What is being asked
Copy every line of the data that includes the string "整体感知".

******************************

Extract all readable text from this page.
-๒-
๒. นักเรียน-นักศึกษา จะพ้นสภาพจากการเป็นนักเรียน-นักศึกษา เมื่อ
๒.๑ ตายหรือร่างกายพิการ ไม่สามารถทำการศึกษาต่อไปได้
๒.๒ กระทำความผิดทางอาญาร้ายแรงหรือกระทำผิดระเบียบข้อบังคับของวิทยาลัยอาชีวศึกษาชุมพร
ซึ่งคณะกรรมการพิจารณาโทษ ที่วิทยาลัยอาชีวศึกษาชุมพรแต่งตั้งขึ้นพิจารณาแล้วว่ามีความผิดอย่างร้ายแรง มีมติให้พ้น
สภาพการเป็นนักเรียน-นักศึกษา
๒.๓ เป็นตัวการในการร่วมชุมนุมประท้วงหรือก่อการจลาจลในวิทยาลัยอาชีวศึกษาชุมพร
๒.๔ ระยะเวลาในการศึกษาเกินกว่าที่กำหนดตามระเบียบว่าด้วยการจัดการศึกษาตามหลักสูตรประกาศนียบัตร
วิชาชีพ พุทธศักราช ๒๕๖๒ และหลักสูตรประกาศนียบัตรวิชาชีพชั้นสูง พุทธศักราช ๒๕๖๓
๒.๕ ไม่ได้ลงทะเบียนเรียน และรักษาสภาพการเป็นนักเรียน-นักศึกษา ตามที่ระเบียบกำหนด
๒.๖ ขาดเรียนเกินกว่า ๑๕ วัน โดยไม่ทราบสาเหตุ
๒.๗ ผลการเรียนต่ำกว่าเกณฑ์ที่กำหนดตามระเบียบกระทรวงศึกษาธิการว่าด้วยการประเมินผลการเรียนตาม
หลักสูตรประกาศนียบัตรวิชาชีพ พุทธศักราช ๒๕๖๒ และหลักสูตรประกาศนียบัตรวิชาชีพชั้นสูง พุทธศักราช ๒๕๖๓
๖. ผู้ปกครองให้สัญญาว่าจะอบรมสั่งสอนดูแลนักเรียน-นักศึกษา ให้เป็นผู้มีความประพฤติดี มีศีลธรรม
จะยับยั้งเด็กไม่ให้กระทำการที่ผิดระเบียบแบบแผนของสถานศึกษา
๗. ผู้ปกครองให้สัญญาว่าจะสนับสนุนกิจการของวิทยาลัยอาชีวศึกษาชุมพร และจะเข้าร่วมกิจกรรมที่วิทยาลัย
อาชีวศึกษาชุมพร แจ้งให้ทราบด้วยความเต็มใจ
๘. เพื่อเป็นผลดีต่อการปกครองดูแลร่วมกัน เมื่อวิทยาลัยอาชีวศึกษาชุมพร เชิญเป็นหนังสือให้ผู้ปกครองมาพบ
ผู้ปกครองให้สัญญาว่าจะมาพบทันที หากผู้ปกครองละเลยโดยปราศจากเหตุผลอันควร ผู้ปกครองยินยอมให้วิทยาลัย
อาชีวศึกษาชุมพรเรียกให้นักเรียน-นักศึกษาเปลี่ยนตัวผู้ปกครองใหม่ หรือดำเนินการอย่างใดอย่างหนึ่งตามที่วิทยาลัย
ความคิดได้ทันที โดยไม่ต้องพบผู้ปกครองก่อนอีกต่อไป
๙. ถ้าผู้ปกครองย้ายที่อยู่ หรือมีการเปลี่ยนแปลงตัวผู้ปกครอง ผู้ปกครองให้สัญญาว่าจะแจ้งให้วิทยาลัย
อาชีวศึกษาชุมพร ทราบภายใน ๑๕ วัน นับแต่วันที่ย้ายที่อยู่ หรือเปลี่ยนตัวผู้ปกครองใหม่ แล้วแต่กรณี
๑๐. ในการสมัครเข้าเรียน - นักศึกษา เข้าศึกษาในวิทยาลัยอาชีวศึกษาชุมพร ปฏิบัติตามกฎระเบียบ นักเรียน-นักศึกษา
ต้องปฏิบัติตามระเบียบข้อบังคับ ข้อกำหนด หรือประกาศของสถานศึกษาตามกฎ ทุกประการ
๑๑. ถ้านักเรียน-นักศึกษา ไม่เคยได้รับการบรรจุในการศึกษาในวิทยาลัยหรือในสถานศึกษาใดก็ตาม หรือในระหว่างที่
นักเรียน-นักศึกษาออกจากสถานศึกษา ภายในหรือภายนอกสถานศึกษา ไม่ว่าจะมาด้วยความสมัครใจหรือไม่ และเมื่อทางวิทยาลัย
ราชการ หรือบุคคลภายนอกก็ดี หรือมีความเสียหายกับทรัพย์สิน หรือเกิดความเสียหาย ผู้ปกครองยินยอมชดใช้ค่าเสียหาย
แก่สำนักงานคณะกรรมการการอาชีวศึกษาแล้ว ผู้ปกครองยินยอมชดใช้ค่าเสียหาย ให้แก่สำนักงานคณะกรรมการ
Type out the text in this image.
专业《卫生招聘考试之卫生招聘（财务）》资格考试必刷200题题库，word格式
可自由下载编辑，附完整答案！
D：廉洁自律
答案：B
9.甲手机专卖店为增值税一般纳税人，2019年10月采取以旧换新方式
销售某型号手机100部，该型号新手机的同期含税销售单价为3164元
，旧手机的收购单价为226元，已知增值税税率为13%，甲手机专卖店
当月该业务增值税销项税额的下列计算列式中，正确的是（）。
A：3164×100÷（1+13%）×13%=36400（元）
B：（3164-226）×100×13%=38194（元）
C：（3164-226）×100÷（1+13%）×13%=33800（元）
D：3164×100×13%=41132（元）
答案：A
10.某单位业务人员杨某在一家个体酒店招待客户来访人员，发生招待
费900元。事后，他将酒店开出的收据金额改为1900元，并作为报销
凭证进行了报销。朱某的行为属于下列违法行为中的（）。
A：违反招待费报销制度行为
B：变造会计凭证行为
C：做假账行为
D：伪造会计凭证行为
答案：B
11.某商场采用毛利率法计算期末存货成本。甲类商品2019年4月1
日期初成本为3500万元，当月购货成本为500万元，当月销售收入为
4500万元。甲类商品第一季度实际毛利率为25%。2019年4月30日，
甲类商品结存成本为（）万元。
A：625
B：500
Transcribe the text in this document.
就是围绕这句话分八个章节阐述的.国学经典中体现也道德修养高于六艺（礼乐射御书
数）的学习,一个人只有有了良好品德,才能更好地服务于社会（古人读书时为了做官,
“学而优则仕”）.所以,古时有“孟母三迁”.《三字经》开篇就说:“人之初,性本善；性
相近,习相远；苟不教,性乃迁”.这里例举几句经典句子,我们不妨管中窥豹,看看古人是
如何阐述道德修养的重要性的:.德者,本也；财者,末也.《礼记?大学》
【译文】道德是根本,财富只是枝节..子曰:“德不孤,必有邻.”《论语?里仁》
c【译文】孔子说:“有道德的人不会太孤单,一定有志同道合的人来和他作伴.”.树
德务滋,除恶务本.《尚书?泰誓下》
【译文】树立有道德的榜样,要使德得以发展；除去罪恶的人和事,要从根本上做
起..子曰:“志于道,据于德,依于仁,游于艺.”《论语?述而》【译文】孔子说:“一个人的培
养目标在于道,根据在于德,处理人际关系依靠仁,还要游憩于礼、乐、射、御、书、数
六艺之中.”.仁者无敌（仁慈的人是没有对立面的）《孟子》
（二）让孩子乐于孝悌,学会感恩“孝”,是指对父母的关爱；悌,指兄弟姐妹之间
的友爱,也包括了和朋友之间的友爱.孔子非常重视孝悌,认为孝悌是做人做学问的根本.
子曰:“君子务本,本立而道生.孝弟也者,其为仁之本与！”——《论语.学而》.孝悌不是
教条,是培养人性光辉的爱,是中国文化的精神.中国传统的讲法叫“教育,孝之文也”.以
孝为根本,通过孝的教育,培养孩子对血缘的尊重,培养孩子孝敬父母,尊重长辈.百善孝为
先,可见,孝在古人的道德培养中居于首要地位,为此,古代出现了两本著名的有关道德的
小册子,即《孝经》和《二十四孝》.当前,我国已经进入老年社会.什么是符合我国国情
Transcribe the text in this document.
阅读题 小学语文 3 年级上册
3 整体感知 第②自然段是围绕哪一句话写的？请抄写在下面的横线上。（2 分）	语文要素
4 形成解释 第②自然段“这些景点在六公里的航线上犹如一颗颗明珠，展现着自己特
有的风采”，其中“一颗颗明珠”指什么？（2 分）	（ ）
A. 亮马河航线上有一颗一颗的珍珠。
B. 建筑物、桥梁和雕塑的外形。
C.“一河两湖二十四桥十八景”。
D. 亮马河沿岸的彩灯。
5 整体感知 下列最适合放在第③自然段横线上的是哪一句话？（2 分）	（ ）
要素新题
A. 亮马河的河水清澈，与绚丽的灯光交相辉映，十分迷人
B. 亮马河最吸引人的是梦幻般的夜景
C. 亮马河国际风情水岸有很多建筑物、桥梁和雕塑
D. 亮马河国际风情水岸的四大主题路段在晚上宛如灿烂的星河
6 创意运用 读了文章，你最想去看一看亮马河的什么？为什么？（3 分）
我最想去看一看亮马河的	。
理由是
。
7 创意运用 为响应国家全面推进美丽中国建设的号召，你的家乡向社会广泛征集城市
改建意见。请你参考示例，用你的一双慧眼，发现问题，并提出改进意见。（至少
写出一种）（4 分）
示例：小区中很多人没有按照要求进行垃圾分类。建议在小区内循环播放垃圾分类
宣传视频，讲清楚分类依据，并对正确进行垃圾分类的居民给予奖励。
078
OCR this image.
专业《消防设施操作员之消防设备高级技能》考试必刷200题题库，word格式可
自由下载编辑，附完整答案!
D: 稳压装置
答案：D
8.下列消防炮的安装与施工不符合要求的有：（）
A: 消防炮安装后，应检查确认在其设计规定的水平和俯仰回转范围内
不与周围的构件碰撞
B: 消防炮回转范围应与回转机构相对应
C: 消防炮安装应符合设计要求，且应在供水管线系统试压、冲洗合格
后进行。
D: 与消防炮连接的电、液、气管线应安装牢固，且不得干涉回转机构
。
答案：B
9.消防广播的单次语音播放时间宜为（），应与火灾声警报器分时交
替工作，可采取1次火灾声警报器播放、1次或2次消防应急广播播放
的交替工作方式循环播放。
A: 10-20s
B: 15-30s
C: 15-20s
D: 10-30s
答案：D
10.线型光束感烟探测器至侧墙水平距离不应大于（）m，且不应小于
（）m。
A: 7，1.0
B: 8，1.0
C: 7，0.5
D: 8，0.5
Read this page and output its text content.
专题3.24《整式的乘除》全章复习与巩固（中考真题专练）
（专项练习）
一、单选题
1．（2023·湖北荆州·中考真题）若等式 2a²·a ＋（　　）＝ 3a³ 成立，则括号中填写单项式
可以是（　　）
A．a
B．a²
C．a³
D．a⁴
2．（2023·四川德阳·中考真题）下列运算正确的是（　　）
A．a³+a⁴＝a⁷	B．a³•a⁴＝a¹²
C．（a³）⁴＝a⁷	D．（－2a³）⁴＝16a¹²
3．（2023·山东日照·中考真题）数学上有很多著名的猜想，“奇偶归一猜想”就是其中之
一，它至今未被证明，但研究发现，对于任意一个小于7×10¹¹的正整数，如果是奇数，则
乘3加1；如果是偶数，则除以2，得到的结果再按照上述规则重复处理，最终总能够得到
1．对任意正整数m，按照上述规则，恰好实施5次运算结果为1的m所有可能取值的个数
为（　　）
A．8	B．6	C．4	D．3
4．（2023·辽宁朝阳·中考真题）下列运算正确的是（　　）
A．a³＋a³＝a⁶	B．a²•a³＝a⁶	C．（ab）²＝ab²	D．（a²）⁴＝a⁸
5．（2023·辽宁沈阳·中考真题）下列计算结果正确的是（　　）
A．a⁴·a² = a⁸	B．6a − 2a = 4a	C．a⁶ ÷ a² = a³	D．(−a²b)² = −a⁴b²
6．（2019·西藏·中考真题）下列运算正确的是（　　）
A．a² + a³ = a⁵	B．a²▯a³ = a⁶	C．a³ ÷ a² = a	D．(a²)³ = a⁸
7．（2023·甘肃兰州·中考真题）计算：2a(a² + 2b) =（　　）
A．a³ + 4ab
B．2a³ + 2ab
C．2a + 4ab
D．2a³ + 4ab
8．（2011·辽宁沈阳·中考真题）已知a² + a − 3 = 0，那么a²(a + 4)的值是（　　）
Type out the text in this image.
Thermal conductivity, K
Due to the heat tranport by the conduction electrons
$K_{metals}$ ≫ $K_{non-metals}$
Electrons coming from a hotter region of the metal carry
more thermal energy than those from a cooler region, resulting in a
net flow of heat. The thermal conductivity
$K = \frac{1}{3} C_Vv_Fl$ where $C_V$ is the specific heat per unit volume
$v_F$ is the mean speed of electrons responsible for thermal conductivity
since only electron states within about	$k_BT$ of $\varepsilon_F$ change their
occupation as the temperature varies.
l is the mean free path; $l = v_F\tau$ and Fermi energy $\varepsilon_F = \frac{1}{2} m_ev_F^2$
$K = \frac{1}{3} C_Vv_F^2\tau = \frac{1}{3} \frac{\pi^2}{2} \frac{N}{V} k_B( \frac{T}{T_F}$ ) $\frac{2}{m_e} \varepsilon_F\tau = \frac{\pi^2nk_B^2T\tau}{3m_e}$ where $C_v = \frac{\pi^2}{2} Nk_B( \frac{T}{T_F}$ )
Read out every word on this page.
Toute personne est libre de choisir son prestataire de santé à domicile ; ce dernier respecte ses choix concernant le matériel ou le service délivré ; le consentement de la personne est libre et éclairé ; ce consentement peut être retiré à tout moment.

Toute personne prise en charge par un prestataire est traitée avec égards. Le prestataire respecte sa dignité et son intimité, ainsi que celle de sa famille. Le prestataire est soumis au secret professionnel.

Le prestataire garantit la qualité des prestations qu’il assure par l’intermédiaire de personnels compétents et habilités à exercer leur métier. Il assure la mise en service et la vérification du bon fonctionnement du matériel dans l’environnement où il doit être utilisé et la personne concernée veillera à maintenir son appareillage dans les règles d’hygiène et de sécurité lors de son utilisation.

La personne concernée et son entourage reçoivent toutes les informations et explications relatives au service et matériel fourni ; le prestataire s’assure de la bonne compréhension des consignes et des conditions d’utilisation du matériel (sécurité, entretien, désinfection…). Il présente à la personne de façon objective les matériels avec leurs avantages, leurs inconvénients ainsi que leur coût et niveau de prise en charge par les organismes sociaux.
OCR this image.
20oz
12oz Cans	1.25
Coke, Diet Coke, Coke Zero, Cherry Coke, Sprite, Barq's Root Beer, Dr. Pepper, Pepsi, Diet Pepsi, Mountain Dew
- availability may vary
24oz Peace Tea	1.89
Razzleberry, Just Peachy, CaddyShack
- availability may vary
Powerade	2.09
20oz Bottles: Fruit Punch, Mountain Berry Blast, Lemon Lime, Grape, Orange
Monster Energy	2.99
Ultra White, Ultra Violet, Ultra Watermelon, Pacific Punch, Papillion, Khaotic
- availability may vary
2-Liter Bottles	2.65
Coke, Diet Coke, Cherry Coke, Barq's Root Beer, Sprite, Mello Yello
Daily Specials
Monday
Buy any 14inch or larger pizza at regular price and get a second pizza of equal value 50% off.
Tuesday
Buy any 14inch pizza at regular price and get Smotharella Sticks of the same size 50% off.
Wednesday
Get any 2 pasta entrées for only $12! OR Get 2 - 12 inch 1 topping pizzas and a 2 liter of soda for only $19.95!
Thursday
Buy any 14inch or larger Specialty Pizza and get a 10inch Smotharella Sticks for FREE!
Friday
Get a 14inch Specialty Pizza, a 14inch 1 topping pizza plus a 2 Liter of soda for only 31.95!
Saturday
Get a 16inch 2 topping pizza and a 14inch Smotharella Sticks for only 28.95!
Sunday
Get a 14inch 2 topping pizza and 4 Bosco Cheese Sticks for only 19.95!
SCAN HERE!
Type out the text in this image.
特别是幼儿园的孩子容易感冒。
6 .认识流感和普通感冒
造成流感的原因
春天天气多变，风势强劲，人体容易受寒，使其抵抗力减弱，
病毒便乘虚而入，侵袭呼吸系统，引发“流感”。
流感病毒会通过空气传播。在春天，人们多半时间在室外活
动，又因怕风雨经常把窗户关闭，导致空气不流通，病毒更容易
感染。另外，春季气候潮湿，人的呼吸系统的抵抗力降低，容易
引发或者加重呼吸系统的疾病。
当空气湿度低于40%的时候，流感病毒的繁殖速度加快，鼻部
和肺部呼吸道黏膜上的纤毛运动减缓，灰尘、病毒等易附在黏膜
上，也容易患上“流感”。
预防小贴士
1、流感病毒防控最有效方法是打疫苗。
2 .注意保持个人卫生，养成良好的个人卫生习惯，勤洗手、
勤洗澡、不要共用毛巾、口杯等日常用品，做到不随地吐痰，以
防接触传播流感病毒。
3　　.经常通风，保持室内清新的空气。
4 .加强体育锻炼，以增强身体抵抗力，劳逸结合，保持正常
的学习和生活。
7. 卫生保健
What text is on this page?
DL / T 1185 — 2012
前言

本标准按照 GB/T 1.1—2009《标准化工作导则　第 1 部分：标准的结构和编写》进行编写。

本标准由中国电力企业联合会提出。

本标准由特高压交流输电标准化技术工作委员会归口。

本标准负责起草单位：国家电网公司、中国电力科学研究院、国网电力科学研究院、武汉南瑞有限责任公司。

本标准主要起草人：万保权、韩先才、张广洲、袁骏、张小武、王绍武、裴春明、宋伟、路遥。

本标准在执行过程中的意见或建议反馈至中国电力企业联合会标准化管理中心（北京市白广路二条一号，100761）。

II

******************************

Result
3 整体感知 第②自然段是围绕哪一句话写的？请抄写在下面的横线上。（2 分）	语文要素
5 整体感知 下列最适合放在第③自然段横线上的是哪一句话？（2 分）	（ ）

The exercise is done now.